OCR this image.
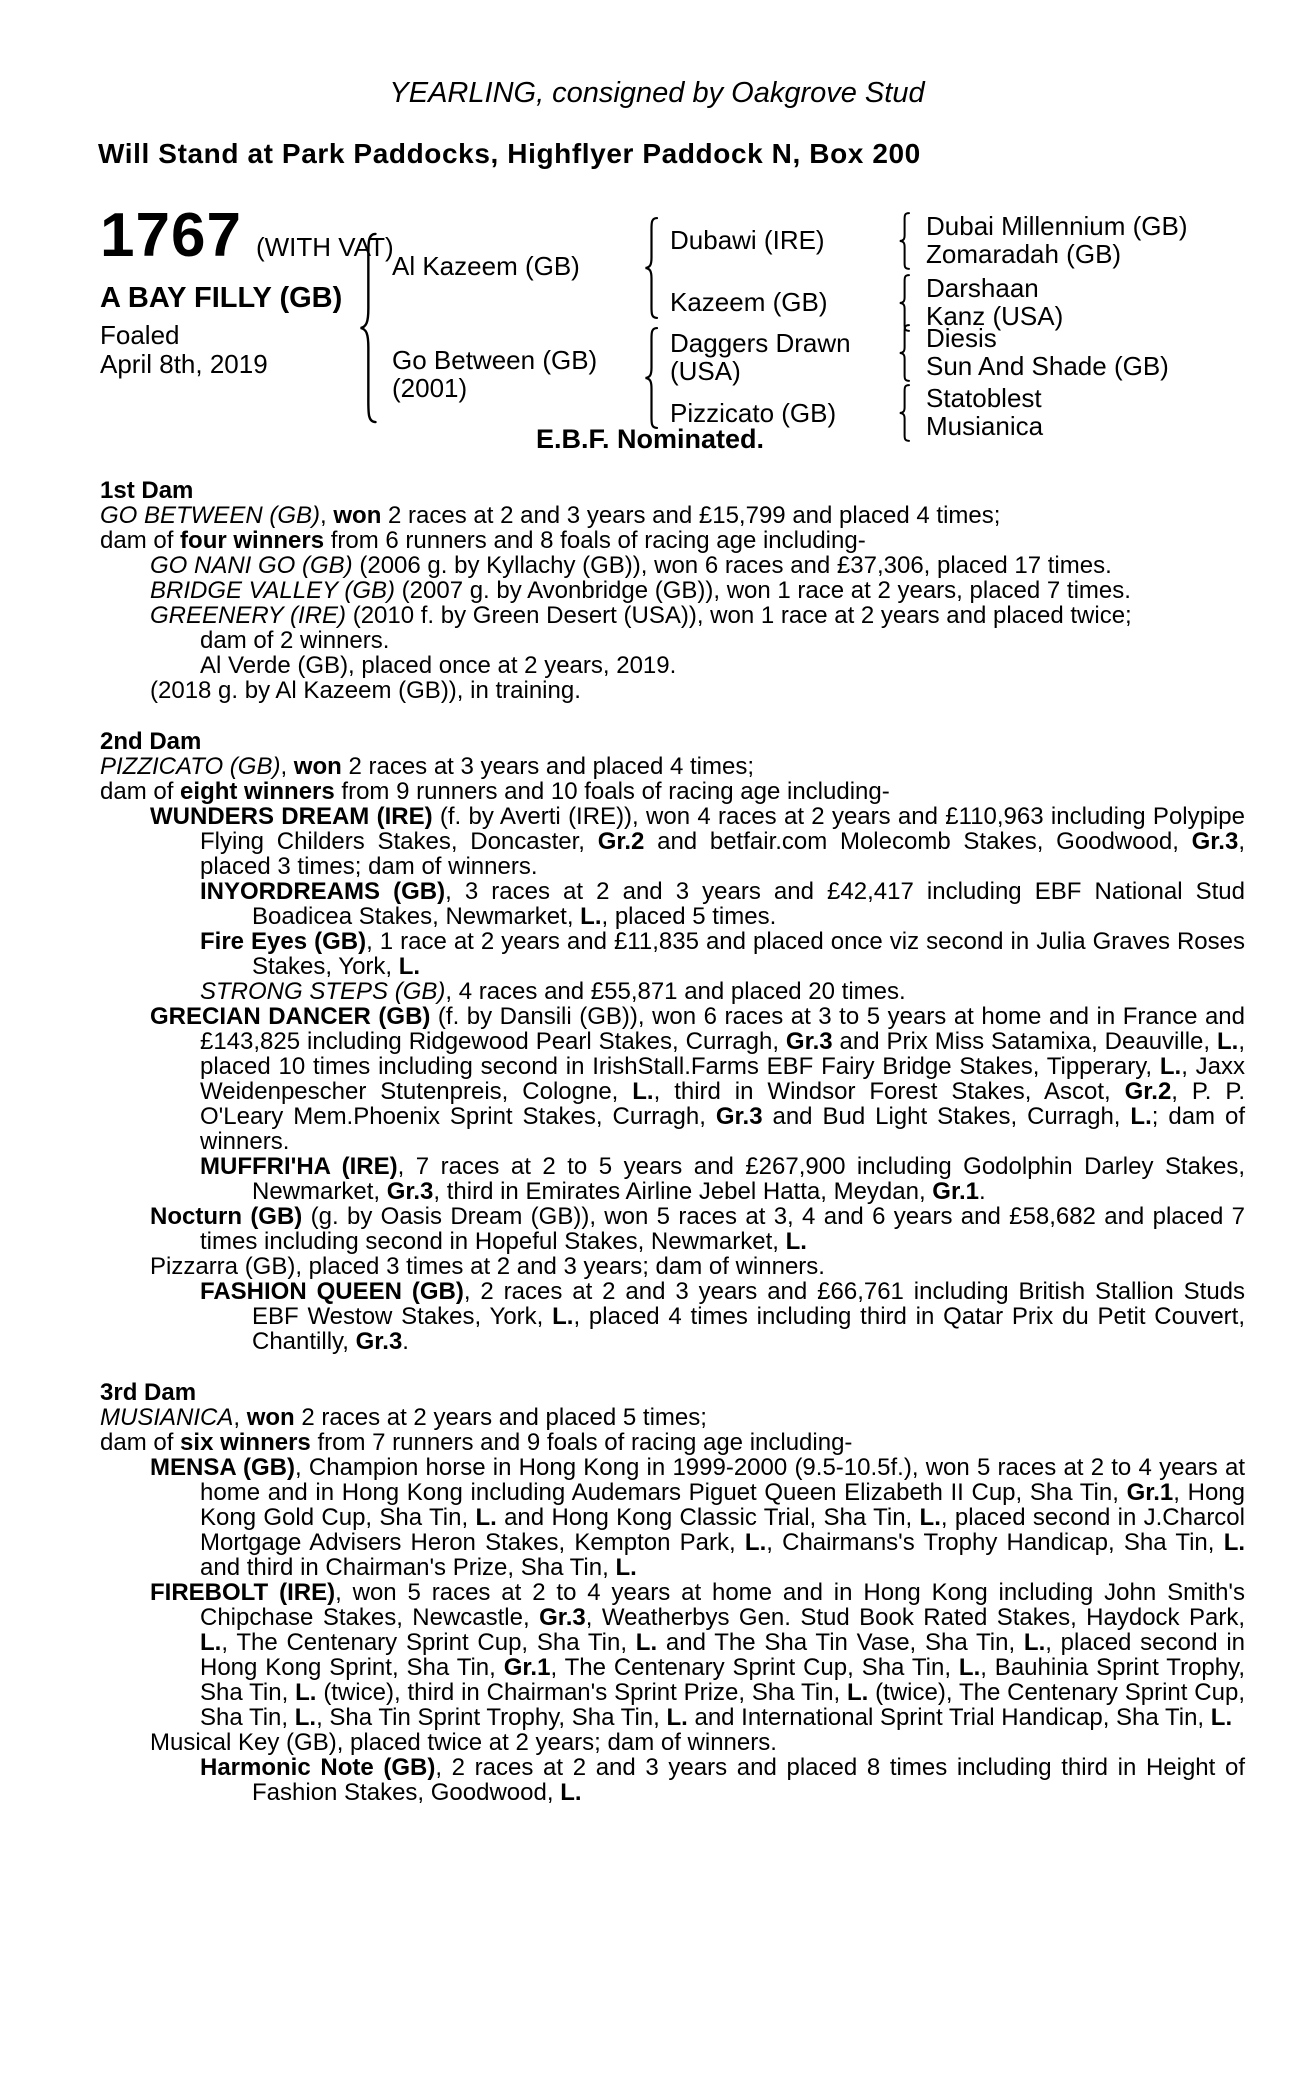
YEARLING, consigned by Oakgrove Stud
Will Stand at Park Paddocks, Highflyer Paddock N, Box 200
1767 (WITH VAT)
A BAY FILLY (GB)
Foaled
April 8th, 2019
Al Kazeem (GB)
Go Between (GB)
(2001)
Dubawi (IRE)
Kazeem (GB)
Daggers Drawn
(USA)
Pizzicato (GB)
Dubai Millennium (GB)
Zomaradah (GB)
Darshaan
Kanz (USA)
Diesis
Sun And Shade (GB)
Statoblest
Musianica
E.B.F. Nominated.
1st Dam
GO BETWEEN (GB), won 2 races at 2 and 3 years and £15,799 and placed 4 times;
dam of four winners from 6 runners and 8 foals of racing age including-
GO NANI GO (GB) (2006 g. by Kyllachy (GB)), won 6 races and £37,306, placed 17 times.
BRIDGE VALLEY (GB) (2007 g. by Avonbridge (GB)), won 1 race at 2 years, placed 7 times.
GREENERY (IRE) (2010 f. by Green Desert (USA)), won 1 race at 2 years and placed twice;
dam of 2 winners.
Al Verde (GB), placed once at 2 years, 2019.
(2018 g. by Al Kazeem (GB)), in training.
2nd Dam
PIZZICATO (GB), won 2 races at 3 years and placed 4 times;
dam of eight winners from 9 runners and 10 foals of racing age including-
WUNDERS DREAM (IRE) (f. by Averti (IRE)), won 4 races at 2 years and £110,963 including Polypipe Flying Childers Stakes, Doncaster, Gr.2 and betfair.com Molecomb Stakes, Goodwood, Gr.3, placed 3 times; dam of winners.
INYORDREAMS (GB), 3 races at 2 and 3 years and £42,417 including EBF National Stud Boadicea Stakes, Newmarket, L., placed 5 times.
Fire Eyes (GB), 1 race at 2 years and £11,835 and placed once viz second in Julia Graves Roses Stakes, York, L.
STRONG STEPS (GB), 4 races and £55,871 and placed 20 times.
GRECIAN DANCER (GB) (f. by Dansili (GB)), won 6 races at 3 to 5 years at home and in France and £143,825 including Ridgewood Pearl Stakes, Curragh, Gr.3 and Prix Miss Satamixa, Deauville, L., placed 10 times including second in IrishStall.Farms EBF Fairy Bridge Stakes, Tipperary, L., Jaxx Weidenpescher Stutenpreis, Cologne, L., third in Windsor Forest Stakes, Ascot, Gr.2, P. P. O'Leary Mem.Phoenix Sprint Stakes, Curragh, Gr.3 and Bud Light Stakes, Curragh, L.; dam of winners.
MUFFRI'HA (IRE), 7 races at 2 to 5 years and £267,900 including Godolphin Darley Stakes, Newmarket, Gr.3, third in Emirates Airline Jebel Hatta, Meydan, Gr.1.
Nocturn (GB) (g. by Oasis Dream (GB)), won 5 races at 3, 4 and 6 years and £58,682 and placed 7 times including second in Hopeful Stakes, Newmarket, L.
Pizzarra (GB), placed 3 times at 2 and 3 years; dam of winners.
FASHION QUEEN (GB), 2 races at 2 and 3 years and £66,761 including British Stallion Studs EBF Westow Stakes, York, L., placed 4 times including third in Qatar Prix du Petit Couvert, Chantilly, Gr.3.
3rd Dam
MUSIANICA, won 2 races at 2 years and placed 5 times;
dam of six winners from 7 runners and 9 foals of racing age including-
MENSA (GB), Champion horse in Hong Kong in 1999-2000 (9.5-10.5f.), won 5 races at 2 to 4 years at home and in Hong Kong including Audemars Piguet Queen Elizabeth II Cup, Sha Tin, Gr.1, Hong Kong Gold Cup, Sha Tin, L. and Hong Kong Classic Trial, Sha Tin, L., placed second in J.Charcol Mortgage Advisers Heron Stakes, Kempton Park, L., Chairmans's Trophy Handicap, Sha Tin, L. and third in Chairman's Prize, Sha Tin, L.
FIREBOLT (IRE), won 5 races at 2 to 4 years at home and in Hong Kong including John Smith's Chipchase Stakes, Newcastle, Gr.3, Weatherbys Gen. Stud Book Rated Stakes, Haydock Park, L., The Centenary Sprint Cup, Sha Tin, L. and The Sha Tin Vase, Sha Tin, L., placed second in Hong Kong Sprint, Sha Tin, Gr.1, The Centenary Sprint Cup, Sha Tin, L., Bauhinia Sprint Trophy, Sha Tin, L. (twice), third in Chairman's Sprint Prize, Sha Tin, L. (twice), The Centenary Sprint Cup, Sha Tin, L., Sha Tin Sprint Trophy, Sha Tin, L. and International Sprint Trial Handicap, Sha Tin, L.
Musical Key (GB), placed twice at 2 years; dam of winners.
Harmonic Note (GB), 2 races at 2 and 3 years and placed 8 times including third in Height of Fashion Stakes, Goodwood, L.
◇ ◇ ◇
• **WHAT YOU ARE ASKED TO DO**: The records above must be transcribed exactly. Pictures are left out of the copy.

• **EXERCISE ANSWER**:
OCR this image.
YEARLING, consigned by Oakgrove Stud
Will Stand at Park Paddocks, Highflyer Paddock N, Box 200
1767 (WITH VAT)
A BAY FILLY (GB)
Foaled
April 8th, 2019
Al Kazeem (GB)
Go Between (GB)
(2001)
Dubawi (IRE)
Kazeem (GB)
Daggers Drawn
(USA)
Pizzicato (GB)
Dubai Millennium (GB)
Zomaradah (GB)
Darshaan
Kanz (USA)
Diesis
Sun And Shade (GB)
Statoblest
Musianica
E.B.F. Nominated.
1st Dam
GO BETWEEN (GB), won 2 races at 2 and 3 years and £15,799 and placed 4 times;
dam of four winners from 6 runners and 8 foals of racing age including-
GO NANI GO (GB) (2006 g. by Kyllachy (GB)), won 6 races and £37,306, placed 17 times.
BRIDGE VALLEY (GB) (2007 g. by Avonbridge (GB)), won 1 race at 2 years, placed 7 times.
GREENERY (IRE) (2010 f. by Green Desert (USA)), won 1 race at 2 years and placed twice;
dam of 2 winners.
Al Verde (GB), placed once at 2 years, 2019.
(2018 g. by Al Kazeem (GB)), in training.
2nd Dam
PIZZICATO (GB), won 2 races at 3 years and placed 4 times;
dam of eight winners from 9 runners and 10 foals of racing age including-
WUNDERS DREAM (IRE) (f. by Averti (IRE)), won 4 races at 2 years and £110,963 including Polypipe Flying Childers Stakes, Doncaster, Gr.2 and betfair.com Molecomb Stakes, Goodwood, Gr.3, placed 3 times; dam of winners.
INYORDREAMS (GB), 3 races at 2 and 3 years and £42,417 including EBF National Stud Boadicea Stakes, Newmarket, L., placed 5 times.
Fire Eyes (GB), 1 race at 2 years and £11,835 and placed once viz second in Julia Graves Roses Stakes, York, L.
STRONG STEPS (GB), 4 races and £55,871 and placed 20 times.
GRECIAN DANCER (GB) (f. by Dansili (GB)), won 6 races at 3 to 5 years at home and in France and £143,825 including Ridgewood Pearl Stakes, Curragh, Gr.3 and Prix Miss Satamixa, Deauville, L., placed 10 times including second in IrishStall.Farms EBF Fairy Bridge Stakes, Tipperary, L., Jaxx Weidenpescher Stutenpreis, Cologne, L., third in Windsor Forest Stakes, Ascot, Gr.2, P. P. O'Leary Mem.Phoenix Sprint Stakes, Curragh, Gr.3 and Bud Light Stakes, Curragh, L.; dam of winners.
MUFFRI'HA (IRE), 7 races at 2 to 5 years and £267,900 including Godolphin Darley Stakes, Newmarket, Gr.3, third in Emirates Airline Jebel Hatta, Meydan, Gr.1.
Nocturn (GB) (g. by Oasis Dream (GB)), won 5 races at 3, 4 and 6 years and £58,682 and placed 7 times including second in Hopeful Stakes, Newmarket, L.
Pizzarra (GB), placed 3 times at 2 and 3 years; dam of winners.
FASHION QUEEN (GB), 2 races at 2 and 3 years and £66,761 including British Stallion Studs EBF Westow Stakes, York, L., placed 4 times including third in Qatar Prix du Petit Couvert, Chantilly, Gr.3.
3rd Dam
MUSIANICA, won 2 races at 2 years and placed 5 times;
dam of six winners from 7 runners and 9 foals of racing age including-
MENSA (GB), Champion horse in Hong Kong in 1999-2000 (9.5-10.5f.), won 5 races at 2 to 4 years at home and in Hong Kong including Audemars Piguet Queen Elizabeth II Cup, Sha Tin, Gr.1, Hong Kong Gold Cup, Sha Tin, L. and Hong Kong Classic Trial, Sha Tin, L., placed second in J.Charcol Mortgage Advisers Heron Stakes, Kempton Park, L., Chairmans's Trophy Handicap, Sha Tin, L. and third in Chairman's Prize, Sha Tin, L.
FIREBOLT (IRE), won 5 races at 2 to 4 years at home and in Hong Kong including John Smith's Chipchase Stakes, Newcastle, Gr.3, Weatherbys Gen. Stud Book Rated Stakes, Haydock Park, L., The Centenary Sprint Cup, Sha Tin, L. and The Sha Tin Vase, Sha Tin, L., placed second in Hong Kong Sprint, Sha Tin, Gr.1, The Centenary Sprint Cup, Sha Tin, L., Bauhinia Sprint Trophy, Sha Tin, L. (twice), third in Chairman's Sprint Prize, Sha Tin, L. (twice), The Centenary Sprint Cup, Sha Tin, L., Sha Tin Sprint Trophy, Sha Tin, L. and International Sprint Trial Handicap, Sha Tin, L.
Musical Key (GB), placed twice at 2 years; dam of winners.
Harmonic Note (GB), 2 races at 2 and 3 years and placed 8 times including third in Height of Fashion Stakes, Goodwood, L.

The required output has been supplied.